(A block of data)
=-=-=
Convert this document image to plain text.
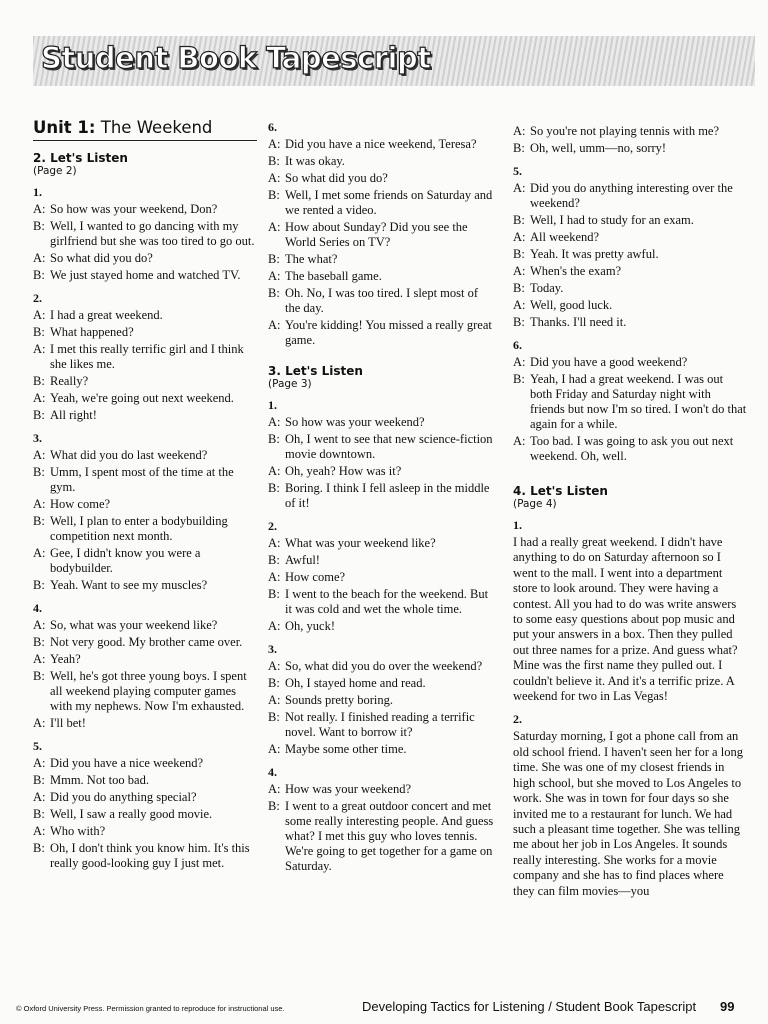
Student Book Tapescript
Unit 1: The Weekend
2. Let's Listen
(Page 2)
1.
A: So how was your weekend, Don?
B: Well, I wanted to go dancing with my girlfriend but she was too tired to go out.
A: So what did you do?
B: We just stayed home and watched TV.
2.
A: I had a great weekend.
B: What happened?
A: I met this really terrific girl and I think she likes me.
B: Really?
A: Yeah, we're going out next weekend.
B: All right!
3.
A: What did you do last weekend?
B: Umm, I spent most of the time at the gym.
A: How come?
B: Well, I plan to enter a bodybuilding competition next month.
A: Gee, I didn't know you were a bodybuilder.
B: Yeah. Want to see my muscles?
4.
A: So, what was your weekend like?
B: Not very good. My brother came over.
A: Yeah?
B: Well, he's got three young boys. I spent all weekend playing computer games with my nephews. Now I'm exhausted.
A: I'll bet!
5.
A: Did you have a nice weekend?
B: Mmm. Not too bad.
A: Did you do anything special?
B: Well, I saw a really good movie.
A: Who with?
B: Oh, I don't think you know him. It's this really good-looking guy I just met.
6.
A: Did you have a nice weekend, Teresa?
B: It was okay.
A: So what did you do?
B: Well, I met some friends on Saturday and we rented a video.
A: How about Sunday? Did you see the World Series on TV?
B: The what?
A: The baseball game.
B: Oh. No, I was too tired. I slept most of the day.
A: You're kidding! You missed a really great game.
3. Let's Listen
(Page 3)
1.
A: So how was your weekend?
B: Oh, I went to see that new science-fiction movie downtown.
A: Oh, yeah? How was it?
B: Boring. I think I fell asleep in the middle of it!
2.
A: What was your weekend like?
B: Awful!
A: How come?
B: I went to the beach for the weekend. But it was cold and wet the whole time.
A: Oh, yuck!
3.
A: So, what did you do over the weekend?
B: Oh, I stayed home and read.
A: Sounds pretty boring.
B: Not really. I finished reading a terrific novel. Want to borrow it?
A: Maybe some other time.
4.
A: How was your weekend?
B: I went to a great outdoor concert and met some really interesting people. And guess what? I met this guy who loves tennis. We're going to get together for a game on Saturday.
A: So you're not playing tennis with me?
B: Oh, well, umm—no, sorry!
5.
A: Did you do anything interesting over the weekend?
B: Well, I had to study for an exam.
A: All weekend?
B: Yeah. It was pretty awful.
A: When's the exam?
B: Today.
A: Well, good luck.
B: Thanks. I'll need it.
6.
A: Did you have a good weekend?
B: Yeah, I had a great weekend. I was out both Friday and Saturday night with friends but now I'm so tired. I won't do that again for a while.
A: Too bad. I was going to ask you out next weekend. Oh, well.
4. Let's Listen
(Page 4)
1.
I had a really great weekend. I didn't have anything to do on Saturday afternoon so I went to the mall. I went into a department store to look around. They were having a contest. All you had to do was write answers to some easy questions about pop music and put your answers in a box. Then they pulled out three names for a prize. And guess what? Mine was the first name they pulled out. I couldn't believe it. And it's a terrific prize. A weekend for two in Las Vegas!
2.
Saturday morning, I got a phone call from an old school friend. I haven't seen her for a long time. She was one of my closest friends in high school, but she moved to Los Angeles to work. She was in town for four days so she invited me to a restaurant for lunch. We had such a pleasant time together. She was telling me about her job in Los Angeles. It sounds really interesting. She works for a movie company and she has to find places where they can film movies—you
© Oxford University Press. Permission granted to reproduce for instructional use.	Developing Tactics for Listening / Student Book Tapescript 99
=-=-=
(YOUR OBJECTIVE)
Copy all lines from the listing that contain "exam".

(WRITTEN SOLUTION)
B: Well, I had to study for an exam.
A: When's the exam?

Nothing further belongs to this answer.